Task objective: Tally the lines that include "days". Output the number only.

··· Input ···

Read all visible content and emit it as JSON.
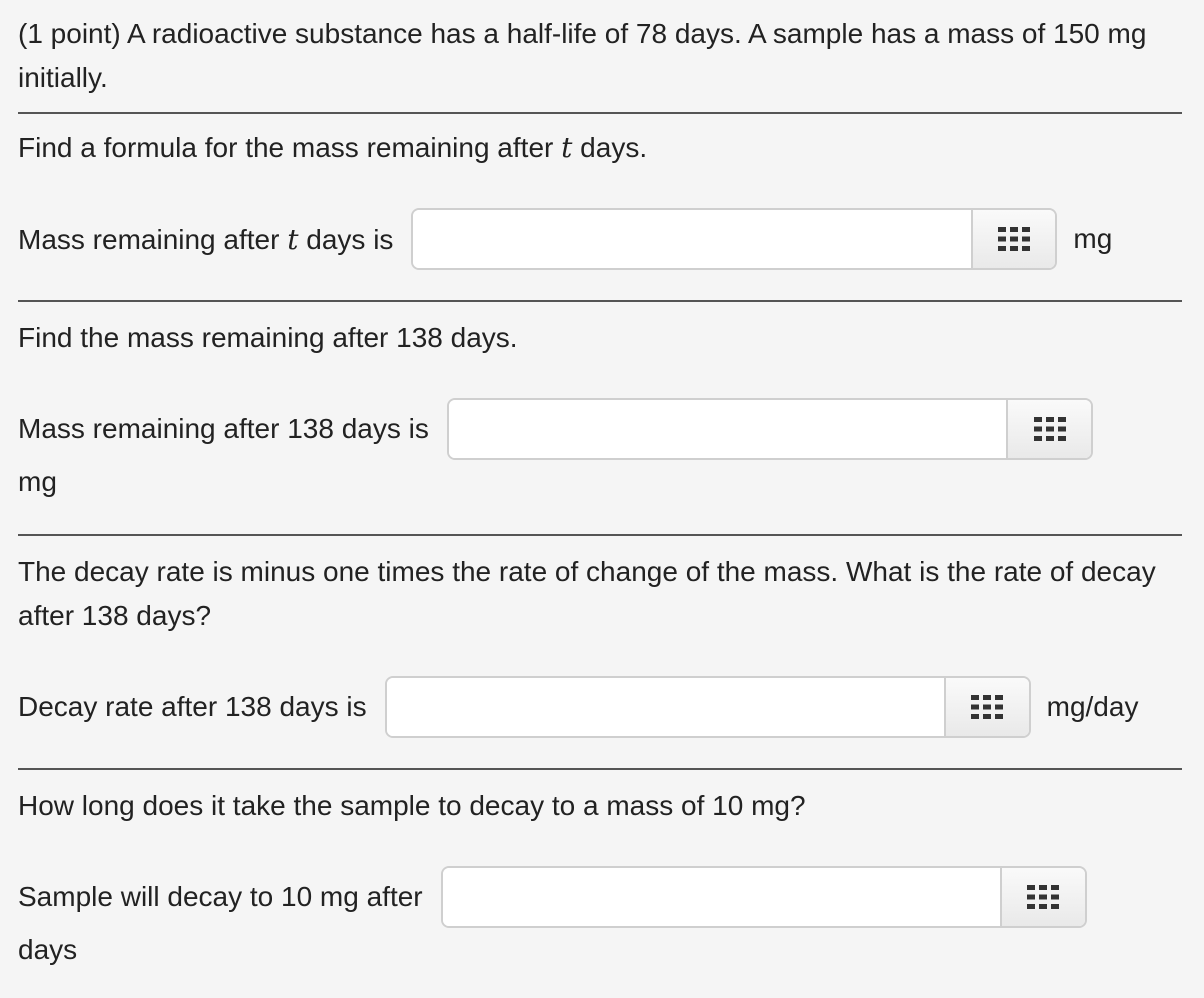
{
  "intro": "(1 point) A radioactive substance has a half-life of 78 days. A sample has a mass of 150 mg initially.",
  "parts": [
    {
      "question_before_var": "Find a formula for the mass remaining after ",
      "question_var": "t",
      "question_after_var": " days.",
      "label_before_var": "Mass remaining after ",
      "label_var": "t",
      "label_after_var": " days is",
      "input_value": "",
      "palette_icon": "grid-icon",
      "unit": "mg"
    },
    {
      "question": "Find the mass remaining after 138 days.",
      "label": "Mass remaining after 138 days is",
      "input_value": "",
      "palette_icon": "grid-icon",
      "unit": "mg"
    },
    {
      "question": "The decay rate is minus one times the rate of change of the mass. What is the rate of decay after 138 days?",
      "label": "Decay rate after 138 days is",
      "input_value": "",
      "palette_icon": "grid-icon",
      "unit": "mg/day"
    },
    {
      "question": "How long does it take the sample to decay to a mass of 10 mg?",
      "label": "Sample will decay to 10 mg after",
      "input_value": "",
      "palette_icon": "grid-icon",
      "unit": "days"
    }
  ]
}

···

Written solution: 8